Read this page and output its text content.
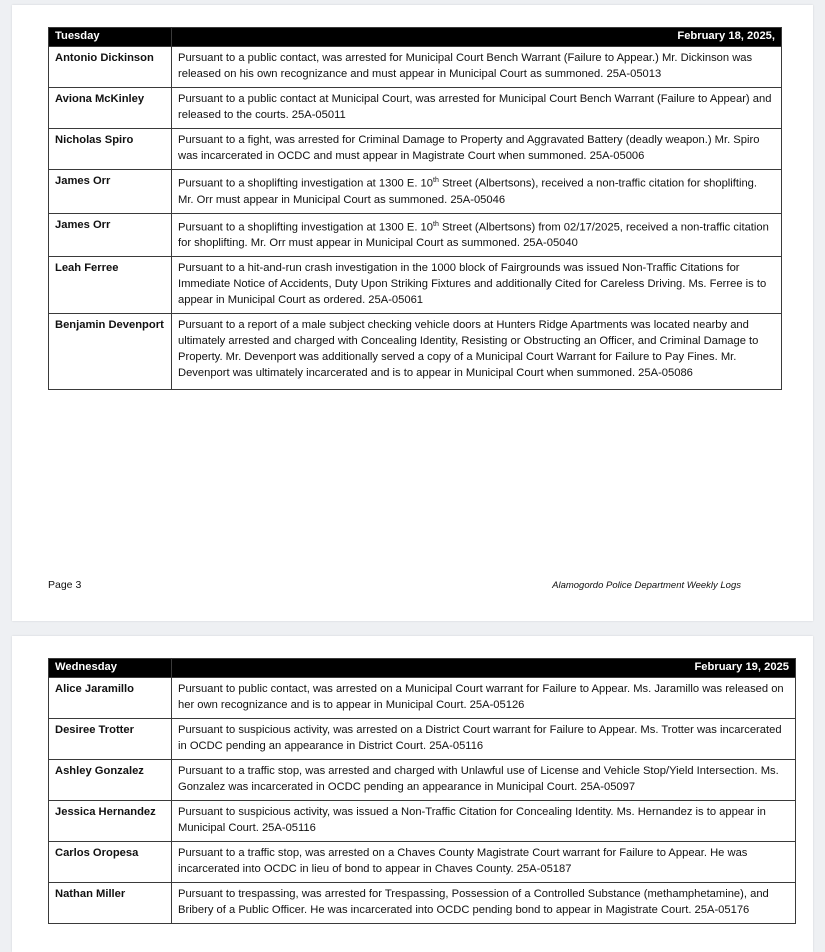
Tuesday	February 18, 2025,
Antonio Dickinson	Pursuant to a public contact, was arrested for Municipal Court Bench Warrant (Failure to Appear.) Mr. Dickinson was released on his own recognizance and must appear in Municipal Court as summoned. 25A-05013
Aviona McKinley	Pursuant to a public contact at Municipal Court, was arrested for Municipal Court Bench Warrant (Failure to Appear) and released to the courts. 25A-05011
Nicholas Spiro	Pursuant to a fight, was arrested for Criminal Damage to Property and Aggravated Battery (deadly weapon.) Mr. Spiro was incarcerated in OCDC and must appear in Magistrate Court when summoned. 25A-05006
James Orr	Pursuant to a shoplifting investigation at 1300 E. 10th Street (Albertsons), received a non-traffic citation for shoplifting. Mr. Orr must appear in Municipal Court as summoned. 25A-05046
James Orr	Pursuant to a shoplifting investigation at 1300 E. 10th Street (Albertsons) from 02/17/2025, received a non-traffic citation for shoplifting. Mr. Orr must appear in Municipal Court as summoned. 25A-05040
Leah Ferree	Pursuant to a hit-and-run crash investigation in the 1000 block of Fairgrounds was issued Non-Traffic Citations for Immediate Notice of Accidents, Duty Upon Striking Fixtures and additionally Cited for Careless Driving. Ms. Ferree is to appear in Municipal Court as ordered. 25A-05061
Benjamin Devenport	Pursuant to a report of a male subject checking vehicle doors at Hunters Ridge Apartments was located nearby and ultimately arrested and charged with Concealing Identity, Resisting or Obstructing an Officer, and Criminal Damage to Property. Mr. Devenport was additionally served a copy of a Municipal Court Warrant for Failure to Pay Fines. Mr. Devenport was ultimately incarcerated and is to appear in Municipal Court when summoned. 25A-05086
Page 3	Alamogordo Police Department Weekly Logs
Wednesday	February 19, 2025
Alice Jaramillo	Pursuant to public contact, was arrested on a Municipal Court warrant for Failure to Appear. Ms. Jaramillo was released on her own recognizance and is to appear in Municipal Court. 25A-05126
Desiree Trotter	Pursuant to suspicious activity, was arrested on a District Court warrant for Failure to Appear. Ms. Trotter was incarcerated in OCDC pending an appearance in District Court. 25A-05116
Ashley Gonzalez	Pursuant to a traffic stop, was arrested and charged with Unlawful use of License and Vehicle Stop/Yield Intersection. Ms. Gonzalez was incarcerated in OCDC pending an appearance in Municipal Court. 25A-05097
Jessica Hernandez	Pursuant to suspicious activity, was issued a Non-Traffic Citation for Concealing Identity. Ms. Hernandez is to appear in Municipal Court. 25A-05116
Carlos Oropesa	Pursuant to a traffic stop, was arrested on a Chaves County Magistrate Court warrant for Failure to Appear. He was incarcerated into OCDC in lieu of bond to appear in Chaves County. 25A-05187
Nathan Miller	Pursuant to trespassing, was arrested for Trespassing, Possession of a Controlled Substance (methamphetamine), and Bribery of a Public Officer. He was incarcerated into OCDC pending bond to appear in Magistrate Court. 25A-05176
______________________________
§ AIM OF THE EXERCISE
Return all the lines that contain the string "February".

§ FULL ANSWER
Tuesday	February 18, 2025,
Wednesday	February 19, 2025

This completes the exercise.